## [Task requirements]
Check each line of the material below, and copy it if it holds the string "JSON".

----

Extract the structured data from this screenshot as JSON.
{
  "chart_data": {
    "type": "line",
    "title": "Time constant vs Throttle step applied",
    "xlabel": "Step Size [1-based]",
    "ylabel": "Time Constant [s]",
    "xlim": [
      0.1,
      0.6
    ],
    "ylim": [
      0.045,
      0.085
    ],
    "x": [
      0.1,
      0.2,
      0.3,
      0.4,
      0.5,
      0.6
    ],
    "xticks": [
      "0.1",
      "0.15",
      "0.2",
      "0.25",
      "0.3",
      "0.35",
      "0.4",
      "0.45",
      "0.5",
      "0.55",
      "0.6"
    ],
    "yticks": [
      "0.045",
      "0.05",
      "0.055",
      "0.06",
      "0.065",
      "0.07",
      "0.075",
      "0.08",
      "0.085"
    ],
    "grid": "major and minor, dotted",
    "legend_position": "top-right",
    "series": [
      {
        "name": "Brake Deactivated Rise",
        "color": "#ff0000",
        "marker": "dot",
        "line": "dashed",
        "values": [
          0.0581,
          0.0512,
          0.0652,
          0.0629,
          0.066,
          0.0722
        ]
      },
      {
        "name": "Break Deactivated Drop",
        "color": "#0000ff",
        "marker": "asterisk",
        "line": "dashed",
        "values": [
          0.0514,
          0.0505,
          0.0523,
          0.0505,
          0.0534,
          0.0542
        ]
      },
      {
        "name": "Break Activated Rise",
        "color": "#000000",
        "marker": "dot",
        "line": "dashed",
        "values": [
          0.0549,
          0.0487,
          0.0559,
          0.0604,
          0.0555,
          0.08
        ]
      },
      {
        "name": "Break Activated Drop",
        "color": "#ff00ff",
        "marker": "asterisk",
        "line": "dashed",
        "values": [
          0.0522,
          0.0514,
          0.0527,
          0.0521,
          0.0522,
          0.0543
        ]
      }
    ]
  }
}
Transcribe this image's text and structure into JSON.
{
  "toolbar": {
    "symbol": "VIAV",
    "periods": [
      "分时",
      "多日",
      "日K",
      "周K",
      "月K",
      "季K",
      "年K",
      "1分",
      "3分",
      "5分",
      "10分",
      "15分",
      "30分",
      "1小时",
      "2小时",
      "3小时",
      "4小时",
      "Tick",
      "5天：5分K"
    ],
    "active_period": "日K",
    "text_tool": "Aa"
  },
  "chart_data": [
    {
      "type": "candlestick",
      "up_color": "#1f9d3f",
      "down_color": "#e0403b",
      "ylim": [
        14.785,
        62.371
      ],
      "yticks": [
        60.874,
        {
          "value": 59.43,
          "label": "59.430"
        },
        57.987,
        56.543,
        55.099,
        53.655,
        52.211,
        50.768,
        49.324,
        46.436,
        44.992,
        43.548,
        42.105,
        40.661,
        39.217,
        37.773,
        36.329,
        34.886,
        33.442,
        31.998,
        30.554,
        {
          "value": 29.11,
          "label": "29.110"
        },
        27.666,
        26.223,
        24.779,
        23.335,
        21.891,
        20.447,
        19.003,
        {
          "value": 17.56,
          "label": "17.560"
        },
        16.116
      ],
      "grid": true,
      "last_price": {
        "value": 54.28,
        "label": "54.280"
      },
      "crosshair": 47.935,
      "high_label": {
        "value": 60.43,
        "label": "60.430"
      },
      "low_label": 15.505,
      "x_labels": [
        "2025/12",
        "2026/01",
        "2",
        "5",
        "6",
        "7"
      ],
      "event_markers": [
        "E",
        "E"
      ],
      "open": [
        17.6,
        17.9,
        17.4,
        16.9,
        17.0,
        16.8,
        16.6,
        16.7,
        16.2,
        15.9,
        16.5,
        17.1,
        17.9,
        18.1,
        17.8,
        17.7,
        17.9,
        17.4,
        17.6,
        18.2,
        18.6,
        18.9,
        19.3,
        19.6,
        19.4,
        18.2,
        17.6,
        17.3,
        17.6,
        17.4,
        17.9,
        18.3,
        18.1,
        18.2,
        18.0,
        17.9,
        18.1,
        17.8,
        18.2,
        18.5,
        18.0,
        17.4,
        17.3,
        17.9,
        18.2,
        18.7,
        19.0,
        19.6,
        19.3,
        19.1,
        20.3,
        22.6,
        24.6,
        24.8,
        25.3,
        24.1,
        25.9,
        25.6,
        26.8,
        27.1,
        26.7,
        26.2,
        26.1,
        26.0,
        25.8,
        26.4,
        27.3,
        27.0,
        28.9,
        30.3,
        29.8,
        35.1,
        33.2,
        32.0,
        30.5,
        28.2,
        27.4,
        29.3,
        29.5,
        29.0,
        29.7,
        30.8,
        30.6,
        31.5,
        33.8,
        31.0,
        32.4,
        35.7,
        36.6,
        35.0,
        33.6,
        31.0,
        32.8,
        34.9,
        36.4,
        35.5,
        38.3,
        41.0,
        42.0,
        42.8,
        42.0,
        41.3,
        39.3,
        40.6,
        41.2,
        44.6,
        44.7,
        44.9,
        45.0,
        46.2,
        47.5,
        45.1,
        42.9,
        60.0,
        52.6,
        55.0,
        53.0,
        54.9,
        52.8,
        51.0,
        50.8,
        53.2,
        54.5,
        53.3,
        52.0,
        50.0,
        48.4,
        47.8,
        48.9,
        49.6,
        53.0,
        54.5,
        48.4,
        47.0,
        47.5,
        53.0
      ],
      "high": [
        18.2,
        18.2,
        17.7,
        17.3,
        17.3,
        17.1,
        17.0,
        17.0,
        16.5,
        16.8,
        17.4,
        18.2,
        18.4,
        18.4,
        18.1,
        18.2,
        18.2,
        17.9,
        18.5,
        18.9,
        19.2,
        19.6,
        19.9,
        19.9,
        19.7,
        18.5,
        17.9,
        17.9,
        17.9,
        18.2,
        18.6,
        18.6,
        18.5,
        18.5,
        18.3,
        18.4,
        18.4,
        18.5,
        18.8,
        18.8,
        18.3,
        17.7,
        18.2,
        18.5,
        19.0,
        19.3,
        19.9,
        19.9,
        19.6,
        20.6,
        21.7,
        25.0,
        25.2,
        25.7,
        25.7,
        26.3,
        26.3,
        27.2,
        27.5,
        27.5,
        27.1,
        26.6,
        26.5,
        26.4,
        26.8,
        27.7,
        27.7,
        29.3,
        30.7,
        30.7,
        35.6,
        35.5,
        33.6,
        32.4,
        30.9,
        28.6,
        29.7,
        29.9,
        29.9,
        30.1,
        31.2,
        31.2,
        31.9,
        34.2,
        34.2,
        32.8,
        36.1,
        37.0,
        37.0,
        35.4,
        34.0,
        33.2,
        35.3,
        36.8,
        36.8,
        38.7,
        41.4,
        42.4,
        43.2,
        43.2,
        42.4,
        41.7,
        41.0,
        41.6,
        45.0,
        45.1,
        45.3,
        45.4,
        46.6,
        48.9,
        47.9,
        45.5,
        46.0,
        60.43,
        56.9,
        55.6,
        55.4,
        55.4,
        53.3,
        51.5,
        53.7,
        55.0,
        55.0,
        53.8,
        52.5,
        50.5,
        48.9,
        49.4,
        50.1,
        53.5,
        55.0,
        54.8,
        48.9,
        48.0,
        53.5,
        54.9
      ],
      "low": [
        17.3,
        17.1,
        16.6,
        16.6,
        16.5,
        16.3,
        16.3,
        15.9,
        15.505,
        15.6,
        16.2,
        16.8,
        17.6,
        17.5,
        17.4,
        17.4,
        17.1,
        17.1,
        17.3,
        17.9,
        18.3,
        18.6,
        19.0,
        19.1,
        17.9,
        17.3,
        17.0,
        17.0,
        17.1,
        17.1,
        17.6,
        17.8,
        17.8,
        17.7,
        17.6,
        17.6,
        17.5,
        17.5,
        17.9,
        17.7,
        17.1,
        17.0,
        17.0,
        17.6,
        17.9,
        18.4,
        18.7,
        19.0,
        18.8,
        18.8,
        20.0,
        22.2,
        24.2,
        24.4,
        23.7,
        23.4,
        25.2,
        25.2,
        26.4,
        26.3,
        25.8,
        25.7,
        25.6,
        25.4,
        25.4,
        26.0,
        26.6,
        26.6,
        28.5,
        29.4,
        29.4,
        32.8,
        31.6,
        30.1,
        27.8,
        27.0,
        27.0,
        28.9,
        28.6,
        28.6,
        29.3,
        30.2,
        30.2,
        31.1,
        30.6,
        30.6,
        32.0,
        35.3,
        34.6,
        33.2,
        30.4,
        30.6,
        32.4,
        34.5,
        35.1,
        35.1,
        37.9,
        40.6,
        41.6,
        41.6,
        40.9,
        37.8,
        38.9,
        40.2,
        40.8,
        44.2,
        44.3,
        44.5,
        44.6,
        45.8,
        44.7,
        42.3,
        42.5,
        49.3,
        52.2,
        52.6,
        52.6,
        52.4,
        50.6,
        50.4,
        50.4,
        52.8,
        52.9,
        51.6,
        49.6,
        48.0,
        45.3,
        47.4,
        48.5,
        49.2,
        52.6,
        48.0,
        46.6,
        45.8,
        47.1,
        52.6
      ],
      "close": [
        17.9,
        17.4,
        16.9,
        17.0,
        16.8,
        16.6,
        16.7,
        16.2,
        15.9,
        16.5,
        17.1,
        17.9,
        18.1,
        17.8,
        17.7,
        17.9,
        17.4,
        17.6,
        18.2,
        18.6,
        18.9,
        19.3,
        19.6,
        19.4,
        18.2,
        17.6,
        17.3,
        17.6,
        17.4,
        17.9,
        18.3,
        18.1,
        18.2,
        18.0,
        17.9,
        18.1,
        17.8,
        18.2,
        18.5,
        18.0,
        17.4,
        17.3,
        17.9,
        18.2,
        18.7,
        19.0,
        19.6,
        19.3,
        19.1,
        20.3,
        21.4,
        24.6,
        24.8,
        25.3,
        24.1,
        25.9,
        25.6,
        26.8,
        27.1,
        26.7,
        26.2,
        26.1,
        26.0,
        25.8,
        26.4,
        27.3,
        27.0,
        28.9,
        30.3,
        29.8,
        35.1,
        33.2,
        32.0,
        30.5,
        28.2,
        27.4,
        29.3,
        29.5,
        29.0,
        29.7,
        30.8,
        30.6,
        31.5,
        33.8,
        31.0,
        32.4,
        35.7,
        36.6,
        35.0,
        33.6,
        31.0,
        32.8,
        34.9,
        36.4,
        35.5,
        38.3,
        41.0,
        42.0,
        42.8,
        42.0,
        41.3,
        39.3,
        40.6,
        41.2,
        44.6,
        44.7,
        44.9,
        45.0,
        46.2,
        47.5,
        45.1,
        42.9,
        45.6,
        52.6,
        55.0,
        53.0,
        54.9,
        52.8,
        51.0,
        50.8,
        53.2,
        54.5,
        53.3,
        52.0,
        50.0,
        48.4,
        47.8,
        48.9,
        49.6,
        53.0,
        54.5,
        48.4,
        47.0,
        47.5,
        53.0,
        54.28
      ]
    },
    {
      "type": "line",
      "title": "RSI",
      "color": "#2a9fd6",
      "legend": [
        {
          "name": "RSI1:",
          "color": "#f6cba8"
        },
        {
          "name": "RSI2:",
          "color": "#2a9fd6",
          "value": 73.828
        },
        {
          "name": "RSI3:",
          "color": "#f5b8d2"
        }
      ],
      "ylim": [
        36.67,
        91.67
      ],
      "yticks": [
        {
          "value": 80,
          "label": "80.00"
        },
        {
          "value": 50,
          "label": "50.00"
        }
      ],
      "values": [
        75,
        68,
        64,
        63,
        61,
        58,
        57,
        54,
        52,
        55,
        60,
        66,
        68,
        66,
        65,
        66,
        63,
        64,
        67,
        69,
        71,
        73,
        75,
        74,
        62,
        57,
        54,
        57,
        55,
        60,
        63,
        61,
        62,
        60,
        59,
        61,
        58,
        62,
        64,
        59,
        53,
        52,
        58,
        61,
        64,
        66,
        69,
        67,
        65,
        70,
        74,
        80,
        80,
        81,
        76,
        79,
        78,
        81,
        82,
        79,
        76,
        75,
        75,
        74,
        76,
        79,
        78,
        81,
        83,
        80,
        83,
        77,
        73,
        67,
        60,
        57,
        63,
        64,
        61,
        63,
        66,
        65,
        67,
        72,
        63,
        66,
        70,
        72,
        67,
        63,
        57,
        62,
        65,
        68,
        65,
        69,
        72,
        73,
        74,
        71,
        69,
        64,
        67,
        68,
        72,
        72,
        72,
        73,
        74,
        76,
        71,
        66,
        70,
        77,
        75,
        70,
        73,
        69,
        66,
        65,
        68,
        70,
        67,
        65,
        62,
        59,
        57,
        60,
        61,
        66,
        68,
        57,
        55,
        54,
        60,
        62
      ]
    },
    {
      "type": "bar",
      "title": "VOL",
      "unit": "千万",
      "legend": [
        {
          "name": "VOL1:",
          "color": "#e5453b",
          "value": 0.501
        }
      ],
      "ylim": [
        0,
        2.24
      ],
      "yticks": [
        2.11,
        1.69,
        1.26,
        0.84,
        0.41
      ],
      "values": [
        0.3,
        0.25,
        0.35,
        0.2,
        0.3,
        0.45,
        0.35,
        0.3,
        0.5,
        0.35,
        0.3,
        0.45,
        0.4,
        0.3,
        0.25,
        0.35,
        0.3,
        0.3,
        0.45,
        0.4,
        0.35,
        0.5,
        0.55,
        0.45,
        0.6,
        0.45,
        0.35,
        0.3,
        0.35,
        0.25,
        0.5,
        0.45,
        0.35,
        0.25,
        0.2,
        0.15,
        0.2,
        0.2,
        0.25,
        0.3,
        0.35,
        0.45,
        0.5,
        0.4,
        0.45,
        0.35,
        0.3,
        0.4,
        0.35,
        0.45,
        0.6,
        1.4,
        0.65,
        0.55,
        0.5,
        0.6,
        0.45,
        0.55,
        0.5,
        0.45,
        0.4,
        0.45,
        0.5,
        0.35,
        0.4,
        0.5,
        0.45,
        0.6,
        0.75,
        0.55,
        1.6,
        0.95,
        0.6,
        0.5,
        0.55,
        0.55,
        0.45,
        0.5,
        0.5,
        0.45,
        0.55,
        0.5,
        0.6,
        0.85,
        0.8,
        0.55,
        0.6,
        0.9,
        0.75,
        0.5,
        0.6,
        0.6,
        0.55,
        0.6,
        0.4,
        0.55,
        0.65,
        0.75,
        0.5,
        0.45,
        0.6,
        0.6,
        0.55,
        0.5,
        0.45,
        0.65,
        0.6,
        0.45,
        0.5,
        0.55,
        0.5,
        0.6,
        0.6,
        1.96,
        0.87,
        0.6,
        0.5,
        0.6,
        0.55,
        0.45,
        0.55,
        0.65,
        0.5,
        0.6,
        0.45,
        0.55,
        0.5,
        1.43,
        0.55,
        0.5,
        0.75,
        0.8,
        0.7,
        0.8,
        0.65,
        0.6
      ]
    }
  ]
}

----

## [Reply to the exercise]
Extract the structured data from this screenshot as JSON.
Transcribe this image's text and structure into JSON.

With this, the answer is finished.